_DIRECTION_: Make an exact copy of the records, with the pictures left out.
— start of PROVIDED ENTRIES —
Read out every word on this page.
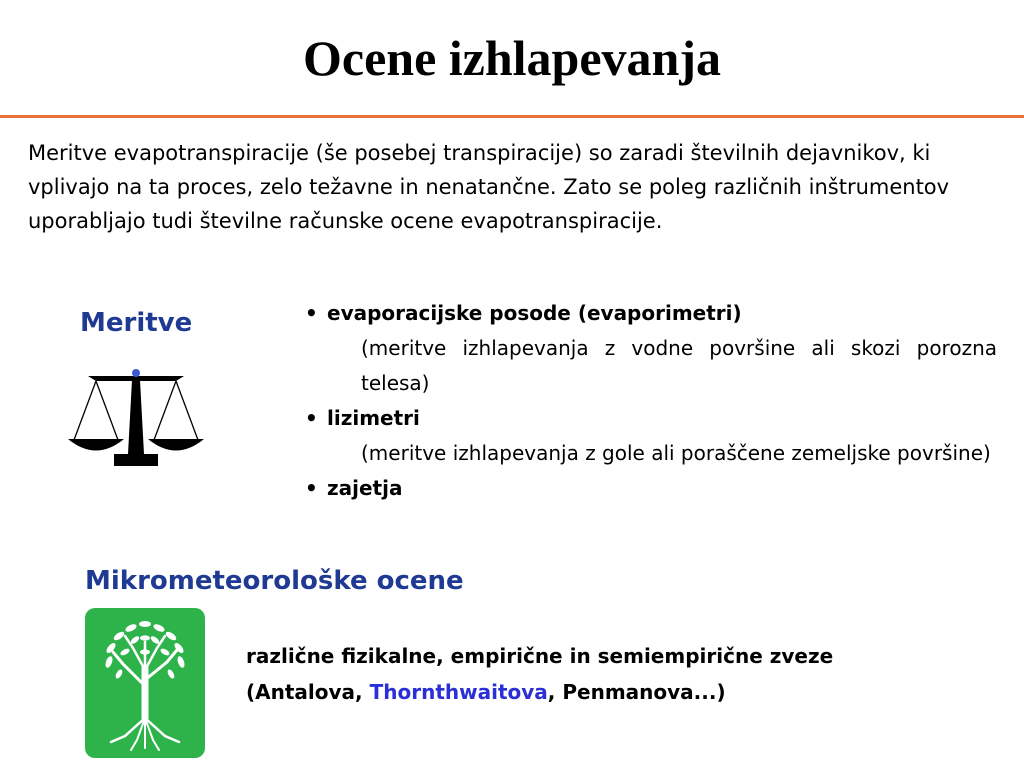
Ocene izhlapevanja
Meritve evapotranspiracije (še posebej transpiracije) so zaradi številnih dejavnikov, ki vplivajo na ta proces, zelo težavne in nenatančne. Zato se poleg različnih inštrumentov uporabljajo tudi številne računske ocene evapotranspiracije.
Meritve	• evaporacijske posode (evaporimetri)
(meritve izhlapevanja z vodne površine ali skozi porozna telesa)
• lizimetri
(meritve izhlapevanja z gole ali poraščene zemeljske površine)
• zajetja
Mikrometeorološke ocene
različne fizikalne, empirične in semiempirične zveze
(Antalova, Thornthwaitova, Penmanova...)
— end of PROVIDED ENTRIES —
_WRITTEN ANSWER_:
Read out every word on this page.
Ocene izhlapevanja
Meritve evapotranspiracije (še posebej transpiracije) so zaradi številnih dejavnikov, ki vplivajo na ta proces, zelo težavne in nenatančne. Zato se poleg različnih inštrumentov uporabljajo tudi številne računske ocene evapotranspiracije.
Meritve	• evaporacijske posode (evaporimetri)
(meritve izhlapevanja z vodne površine ali skozi porozna telesa)
• lizimetri
(meritve izhlapevanja z gole ali poraščene zemeljske površine)
• zajetja
Mikrometeorološke ocene
različne fizikalne, empirične in semiempirične zveze
(Antalova, Thornthwaitova, Penmanova...)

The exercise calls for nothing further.